═════ DATA EXTRACT

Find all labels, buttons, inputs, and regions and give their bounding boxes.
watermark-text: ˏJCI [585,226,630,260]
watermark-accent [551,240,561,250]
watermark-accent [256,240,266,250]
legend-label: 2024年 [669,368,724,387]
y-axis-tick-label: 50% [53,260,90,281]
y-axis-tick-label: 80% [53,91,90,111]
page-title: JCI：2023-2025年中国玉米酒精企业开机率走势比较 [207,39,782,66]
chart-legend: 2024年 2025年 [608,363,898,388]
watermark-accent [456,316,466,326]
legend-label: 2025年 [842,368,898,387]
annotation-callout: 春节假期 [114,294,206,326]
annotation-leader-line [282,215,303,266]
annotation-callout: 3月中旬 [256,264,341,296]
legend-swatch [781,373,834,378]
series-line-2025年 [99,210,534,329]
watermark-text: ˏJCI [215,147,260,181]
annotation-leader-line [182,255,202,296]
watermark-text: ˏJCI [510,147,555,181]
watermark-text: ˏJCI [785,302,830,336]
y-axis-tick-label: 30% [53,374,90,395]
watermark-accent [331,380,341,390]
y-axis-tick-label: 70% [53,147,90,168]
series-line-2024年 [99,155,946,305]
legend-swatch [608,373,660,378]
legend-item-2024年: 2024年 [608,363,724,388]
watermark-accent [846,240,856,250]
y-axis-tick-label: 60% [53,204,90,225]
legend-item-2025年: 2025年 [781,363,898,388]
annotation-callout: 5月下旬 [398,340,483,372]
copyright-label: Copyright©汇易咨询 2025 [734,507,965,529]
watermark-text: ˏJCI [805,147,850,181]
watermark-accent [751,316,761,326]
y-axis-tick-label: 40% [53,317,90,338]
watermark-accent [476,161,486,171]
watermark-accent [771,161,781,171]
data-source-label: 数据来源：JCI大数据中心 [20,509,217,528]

══════════

> WHAT IS EXPECTED: Rewrite every row above, replacing "watermark-accent" with "watermark-dot" wherever it occurs and leaving everything else unchanged.

> RESPONSE:
Find all labels, buttons, inputs, and regions and give their bounding boxes.
watermark-text: ˏJCI [585,226,630,260]
watermark-dot [551,240,561,250]
watermark-dot [256,240,266,250]
legend-label: 2024年 [669,368,724,387]
y-axis-tick-label: 50% [53,260,90,281]
y-axis-tick-label: 80% [53,91,90,111]
page-title: JCI：2023-2025年中国玉米酒精企业开机率走势比较 [207,39,782,66]
chart-legend: 2024年 2025年 [608,363,898,388]
watermark-dot [456,316,466,326]
legend-label: 2025年 [842,368,898,387]
annotation-callout: 春节假期 [114,294,206,326]
annotation-leader-line [282,215,303,266]
annotation-callout: 3月中旬 [256,264,341,296]
legend-swatch [781,373,834,378]
series-line-2025年 [99,210,534,329]
watermark-text: ˏJCI [215,147,260,181]
annotation-leader-line [182,255,202,296]
watermark-text: ˏJCI [510,147,555,181]
watermark-text: ˏJCI [785,302,830,336]
y-axis-tick-label: 30% [53,374,90,395]
watermark-dot [331,380,341,390]
y-axis-tick-label: 70% [53,147,90,168]
series-line-2024年 [99,155,946,305]
legend-swatch [608,373,660,378]
legend-item-2024年: 2024年 [608,363,724,388]
watermark-dot [846,240,856,250]
y-axis-tick-label: 60% [53,204,90,225]
legend-item-2025年: 2025年 [781,363,898,388]
annotation-callout: 5月下旬 [398,340,483,372]
copyright-label: Copyright©汇易咨询 2025 [734,507,965,529]
watermark-text: ˏJCI [805,147,850,181]
watermark-dot [751,316,761,326]
y-axis-tick-label: 40% [53,317,90,338]
watermark-dot [476,161,486,171]
watermark-dot [771,161,781,171]
data-source-label: 数据来源：JCI大数据中心 [20,509,217,528]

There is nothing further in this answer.